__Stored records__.
================================

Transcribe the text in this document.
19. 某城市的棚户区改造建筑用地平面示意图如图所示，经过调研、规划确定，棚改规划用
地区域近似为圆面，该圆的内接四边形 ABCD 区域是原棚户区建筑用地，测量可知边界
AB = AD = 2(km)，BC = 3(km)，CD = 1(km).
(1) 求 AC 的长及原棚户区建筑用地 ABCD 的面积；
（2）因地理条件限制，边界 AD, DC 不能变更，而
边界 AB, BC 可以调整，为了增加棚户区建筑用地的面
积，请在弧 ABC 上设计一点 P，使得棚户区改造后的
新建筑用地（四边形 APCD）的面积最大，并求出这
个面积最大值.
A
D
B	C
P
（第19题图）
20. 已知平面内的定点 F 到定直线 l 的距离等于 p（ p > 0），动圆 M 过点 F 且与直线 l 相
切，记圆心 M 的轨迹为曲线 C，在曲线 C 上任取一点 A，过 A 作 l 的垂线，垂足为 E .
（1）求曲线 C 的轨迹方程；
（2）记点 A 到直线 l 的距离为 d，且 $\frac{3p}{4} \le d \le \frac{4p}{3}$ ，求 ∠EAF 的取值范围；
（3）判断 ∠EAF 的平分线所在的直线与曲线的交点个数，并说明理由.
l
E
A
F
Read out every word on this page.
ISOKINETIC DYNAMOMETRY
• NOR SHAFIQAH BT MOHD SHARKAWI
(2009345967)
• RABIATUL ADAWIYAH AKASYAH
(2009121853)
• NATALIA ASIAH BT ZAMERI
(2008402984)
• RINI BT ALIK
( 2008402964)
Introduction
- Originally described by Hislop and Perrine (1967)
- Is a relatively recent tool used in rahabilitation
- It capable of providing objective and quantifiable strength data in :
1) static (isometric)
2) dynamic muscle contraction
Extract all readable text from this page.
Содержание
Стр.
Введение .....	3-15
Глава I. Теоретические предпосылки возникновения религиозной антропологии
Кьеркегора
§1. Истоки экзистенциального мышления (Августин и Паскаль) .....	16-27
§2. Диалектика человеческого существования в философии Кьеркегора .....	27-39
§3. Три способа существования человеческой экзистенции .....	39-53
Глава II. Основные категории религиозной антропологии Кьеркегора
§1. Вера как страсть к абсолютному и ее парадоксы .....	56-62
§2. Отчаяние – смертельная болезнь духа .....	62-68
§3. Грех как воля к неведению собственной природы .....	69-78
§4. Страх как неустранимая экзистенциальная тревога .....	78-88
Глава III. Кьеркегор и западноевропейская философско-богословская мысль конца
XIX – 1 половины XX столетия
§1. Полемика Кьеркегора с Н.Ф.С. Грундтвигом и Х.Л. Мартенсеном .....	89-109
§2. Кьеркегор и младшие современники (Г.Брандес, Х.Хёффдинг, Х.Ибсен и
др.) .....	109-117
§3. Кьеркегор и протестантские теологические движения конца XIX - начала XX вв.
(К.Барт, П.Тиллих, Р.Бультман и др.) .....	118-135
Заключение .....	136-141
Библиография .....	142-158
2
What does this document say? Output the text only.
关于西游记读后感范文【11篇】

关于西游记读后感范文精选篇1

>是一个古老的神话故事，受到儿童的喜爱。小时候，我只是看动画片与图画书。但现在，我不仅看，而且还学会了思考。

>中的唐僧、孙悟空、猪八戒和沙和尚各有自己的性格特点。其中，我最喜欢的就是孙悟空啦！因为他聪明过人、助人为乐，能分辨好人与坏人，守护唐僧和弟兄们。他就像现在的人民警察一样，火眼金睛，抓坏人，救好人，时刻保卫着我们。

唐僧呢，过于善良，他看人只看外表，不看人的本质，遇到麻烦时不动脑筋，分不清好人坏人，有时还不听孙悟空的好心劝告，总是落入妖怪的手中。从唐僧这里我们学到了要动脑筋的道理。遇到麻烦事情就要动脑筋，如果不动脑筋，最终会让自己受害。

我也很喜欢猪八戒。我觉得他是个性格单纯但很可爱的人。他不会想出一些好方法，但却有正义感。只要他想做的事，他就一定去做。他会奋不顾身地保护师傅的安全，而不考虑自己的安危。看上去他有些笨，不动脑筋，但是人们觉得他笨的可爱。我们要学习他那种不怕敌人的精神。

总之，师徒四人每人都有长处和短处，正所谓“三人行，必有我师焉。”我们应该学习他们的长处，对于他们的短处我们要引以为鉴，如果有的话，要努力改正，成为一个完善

================================

__GIVEN EXERCISE__.
Each line of the material that holds the string "text" counts once; give the total alone.

__PROBLEM SOLUTION__.
3